Task brief: All entries are to be given again verbatim.

Dataset excerpt:
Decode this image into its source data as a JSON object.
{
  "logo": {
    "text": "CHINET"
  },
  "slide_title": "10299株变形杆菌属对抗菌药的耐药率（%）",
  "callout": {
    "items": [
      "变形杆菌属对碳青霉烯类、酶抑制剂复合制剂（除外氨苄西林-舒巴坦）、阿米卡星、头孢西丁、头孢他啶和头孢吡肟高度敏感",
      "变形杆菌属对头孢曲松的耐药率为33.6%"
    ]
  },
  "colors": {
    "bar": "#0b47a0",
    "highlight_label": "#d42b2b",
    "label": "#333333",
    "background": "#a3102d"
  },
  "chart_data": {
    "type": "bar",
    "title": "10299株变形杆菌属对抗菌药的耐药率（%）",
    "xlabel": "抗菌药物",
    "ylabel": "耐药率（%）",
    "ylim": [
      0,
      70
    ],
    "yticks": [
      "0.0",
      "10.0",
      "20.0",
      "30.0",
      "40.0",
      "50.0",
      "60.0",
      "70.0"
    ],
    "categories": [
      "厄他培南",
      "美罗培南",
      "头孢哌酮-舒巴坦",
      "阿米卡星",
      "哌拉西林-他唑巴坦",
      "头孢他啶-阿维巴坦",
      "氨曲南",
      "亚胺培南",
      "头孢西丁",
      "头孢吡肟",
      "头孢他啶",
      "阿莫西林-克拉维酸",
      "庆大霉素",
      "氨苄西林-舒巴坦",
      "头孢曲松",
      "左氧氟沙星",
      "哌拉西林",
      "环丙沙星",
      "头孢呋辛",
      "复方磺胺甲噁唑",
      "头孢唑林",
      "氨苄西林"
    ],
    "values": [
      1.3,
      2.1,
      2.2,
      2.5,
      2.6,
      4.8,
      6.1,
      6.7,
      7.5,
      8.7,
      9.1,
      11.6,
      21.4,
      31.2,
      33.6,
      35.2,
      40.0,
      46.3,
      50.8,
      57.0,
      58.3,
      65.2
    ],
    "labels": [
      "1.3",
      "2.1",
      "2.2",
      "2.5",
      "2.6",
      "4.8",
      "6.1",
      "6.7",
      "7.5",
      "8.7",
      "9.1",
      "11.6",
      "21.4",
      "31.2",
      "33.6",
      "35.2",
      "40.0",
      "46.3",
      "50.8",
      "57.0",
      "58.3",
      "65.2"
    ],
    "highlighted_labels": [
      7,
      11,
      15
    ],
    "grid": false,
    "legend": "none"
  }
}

Task response:
Decode this image into its source data as a JSON object.
{
  "logo": {
    "text": "CHINET"
  },
  "slide_title": "10299株变形杆菌属对抗菌药的耐药率（%）",
  "callout": {
    "items": [
      "变形杆菌属对碳青霉烯类、酶抑制剂复合制剂（除外氨苄西林-舒巴坦）、阿米卡星、头孢西丁、头孢他啶和头孢吡肟高度敏感",
      "变形杆菌属对头孢曲松的耐药率为33.6%"
    ]
  },
  "colors": {
    "bar": "#0b47a0",
    "highlight_label": "#d42b2b",
    "label": "#333333",
    "background": "#a3102d"
  },
  "chart_data": {
    "type": "bar",
    "title": "10299株变形杆菌属对抗菌药的耐药率（%）",
    "xlabel": "抗菌药物",
    "ylabel": "耐药率（%）",
    "ylim": [
      0,
      70
    ],
    "yticks": [
      "0.0",
      "10.0",
      "20.0",
      "30.0",
      "40.0",
      "50.0",
      "60.0",
      "70.0"
    ],
    "categories": [
      "厄他培南",
      "美罗培南",
      "头孢哌酮-舒巴坦",
      "阿米卡星",
      "哌拉西林-他唑巴坦",
      "头孢他啶-阿维巴坦",
      "氨曲南",
      "亚胺培南",
      "头孢西丁",
      "头孢吡肟",
      "头孢他啶",
      "阿莫西林-克拉维酸",
      "庆大霉素",
      "氨苄西林-舒巴坦",
      "头孢曲松",
      "左氧氟沙星",
      "哌拉西林",
      "环丙沙星",
      "头孢呋辛",
      "复方磺胺甲噁唑",
      "头孢唑林",
      "氨苄西林"
    ],
    "values": [
      1.3,
      2.1,
      2.2,
      2.5,
      2.6,
      4.8,
      6.1,
      6.7,
      7.5,
      8.7,
      9.1,
      11.6,
      21.4,
      31.2,
      33.6,
      35.2,
      40.0,
      46.3,
      50.8,
      57.0,
      58.3,
      65.2
    ],
    "labels": [
      "1.3",
      "2.1",
      "2.2",
      "2.5",
      "2.6",
      "4.8",
      "6.1",
      "6.7",
      "7.5",
      "8.7",
      "9.1",
      "11.6",
      "21.4",
      "31.2",
      "33.6",
      "35.2",
      "40.0",
      "46.3",
      "50.8",
      "57.0",
      "58.3",
      "65.2"
    ],
    "highlighted_labels": [
      7,
      11,
      15
    ],
    "grid": false,
    "legend": "none"
  }
}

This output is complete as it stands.